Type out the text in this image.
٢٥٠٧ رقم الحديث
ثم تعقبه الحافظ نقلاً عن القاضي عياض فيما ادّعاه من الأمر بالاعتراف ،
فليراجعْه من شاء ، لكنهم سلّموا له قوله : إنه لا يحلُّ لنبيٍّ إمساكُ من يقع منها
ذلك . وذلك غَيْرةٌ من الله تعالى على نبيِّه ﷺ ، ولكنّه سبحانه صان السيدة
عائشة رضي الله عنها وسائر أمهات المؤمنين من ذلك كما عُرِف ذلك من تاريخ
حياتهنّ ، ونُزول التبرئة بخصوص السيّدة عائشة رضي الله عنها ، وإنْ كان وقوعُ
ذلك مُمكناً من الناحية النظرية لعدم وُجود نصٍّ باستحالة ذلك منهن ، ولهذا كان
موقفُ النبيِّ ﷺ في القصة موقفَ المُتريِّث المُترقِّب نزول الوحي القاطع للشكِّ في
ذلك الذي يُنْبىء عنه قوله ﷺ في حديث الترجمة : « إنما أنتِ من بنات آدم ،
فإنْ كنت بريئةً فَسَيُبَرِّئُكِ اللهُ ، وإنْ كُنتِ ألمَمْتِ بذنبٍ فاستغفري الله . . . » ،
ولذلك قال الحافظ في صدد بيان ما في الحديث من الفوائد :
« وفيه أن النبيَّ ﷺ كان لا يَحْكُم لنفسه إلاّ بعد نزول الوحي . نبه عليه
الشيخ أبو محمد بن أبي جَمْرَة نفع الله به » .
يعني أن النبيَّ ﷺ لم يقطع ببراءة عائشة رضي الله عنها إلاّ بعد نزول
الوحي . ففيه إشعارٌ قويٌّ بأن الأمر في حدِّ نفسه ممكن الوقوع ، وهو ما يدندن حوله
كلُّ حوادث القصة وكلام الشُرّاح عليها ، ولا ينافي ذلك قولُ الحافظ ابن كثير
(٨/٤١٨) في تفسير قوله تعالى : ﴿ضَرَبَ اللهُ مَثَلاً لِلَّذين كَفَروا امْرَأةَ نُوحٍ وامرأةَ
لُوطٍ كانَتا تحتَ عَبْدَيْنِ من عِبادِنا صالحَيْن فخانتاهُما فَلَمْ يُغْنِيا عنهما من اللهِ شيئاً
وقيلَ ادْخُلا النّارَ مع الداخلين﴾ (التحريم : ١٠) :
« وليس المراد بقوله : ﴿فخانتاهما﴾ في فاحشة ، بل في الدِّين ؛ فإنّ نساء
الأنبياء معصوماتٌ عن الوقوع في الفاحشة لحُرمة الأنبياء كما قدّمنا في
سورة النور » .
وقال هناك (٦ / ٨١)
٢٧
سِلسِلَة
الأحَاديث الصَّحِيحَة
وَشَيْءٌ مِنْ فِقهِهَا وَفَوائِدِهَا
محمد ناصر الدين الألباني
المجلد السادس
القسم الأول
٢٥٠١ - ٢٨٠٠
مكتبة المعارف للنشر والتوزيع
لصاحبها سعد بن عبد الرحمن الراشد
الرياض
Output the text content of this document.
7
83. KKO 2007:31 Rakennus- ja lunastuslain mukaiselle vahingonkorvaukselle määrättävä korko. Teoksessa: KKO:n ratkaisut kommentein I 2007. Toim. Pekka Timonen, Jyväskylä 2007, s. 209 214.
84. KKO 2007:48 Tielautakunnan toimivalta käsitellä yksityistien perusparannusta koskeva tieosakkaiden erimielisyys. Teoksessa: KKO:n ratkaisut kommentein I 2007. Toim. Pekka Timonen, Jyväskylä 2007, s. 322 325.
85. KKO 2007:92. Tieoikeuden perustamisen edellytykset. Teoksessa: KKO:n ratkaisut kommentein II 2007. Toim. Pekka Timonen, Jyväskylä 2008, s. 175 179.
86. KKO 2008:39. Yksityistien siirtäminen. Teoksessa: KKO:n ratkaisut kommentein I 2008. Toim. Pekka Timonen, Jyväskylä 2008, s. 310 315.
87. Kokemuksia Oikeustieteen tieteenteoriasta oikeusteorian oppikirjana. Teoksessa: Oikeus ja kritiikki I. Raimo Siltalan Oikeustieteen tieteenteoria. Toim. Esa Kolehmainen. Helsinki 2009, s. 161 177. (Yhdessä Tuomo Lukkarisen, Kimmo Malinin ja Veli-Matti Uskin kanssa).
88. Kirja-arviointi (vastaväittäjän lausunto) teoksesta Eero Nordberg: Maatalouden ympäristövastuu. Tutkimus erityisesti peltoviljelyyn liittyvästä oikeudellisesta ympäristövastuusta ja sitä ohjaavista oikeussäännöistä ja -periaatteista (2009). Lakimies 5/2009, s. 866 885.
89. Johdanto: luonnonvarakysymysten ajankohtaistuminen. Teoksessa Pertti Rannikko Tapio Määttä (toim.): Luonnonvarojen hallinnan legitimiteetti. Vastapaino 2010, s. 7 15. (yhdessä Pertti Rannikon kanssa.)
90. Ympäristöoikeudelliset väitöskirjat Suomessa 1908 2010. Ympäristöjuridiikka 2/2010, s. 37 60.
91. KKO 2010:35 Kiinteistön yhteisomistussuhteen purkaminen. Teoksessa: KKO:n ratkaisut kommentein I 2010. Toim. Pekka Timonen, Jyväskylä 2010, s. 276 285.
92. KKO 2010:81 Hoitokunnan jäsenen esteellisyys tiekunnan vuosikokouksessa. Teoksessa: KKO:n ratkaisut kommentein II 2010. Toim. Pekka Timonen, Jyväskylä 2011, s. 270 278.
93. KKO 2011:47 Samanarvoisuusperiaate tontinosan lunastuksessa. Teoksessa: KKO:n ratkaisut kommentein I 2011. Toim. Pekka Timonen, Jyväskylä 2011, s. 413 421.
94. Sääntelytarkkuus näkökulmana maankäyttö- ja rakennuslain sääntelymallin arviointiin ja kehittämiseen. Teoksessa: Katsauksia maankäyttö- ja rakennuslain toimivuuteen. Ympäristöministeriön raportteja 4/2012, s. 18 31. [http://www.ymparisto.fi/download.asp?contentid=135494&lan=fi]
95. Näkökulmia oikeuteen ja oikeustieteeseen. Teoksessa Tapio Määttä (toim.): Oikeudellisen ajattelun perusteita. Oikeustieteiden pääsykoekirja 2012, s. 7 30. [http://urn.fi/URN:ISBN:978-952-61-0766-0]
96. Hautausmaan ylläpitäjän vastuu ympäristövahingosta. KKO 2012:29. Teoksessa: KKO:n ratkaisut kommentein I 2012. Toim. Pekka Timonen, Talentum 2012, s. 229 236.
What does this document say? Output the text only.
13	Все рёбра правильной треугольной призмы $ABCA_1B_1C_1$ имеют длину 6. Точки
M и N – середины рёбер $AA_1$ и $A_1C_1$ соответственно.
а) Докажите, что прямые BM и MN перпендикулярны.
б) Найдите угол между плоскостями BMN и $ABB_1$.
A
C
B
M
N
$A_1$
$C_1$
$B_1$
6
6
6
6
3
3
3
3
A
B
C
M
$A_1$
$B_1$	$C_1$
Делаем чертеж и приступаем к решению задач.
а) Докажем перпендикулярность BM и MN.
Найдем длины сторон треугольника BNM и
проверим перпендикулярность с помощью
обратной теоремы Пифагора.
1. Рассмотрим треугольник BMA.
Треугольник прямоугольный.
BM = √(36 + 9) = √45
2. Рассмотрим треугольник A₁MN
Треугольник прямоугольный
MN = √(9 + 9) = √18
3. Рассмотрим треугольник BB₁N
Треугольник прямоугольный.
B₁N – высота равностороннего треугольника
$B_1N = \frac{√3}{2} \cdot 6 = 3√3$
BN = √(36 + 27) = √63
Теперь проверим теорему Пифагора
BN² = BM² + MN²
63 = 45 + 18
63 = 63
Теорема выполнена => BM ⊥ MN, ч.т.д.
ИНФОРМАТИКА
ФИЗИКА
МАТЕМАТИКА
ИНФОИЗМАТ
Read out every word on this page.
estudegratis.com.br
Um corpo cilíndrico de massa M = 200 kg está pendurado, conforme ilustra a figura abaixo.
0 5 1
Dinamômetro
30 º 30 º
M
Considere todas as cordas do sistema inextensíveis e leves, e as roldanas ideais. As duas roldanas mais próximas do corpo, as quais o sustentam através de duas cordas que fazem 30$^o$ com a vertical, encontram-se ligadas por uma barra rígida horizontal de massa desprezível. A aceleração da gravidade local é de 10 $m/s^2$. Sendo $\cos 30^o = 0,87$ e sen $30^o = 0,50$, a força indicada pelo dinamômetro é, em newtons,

## What is asked
Only lines with "عنها" are wanted here; list each of them.

## Written answer
عائشة رضي الله عنها وسائر أمهات المؤمنين من ذلك كما عُرِف ذلك من تاريخ
حياتهنّ ، ونُزول التبرئة بخصوص السيّدة عائشة رضي الله عنها ، وإنْ كان وقوعُ
يعني أن النبيَّ ﷺ لم يقطع ببراءة عائشة رضي الله عنها إلاّ بعد نزول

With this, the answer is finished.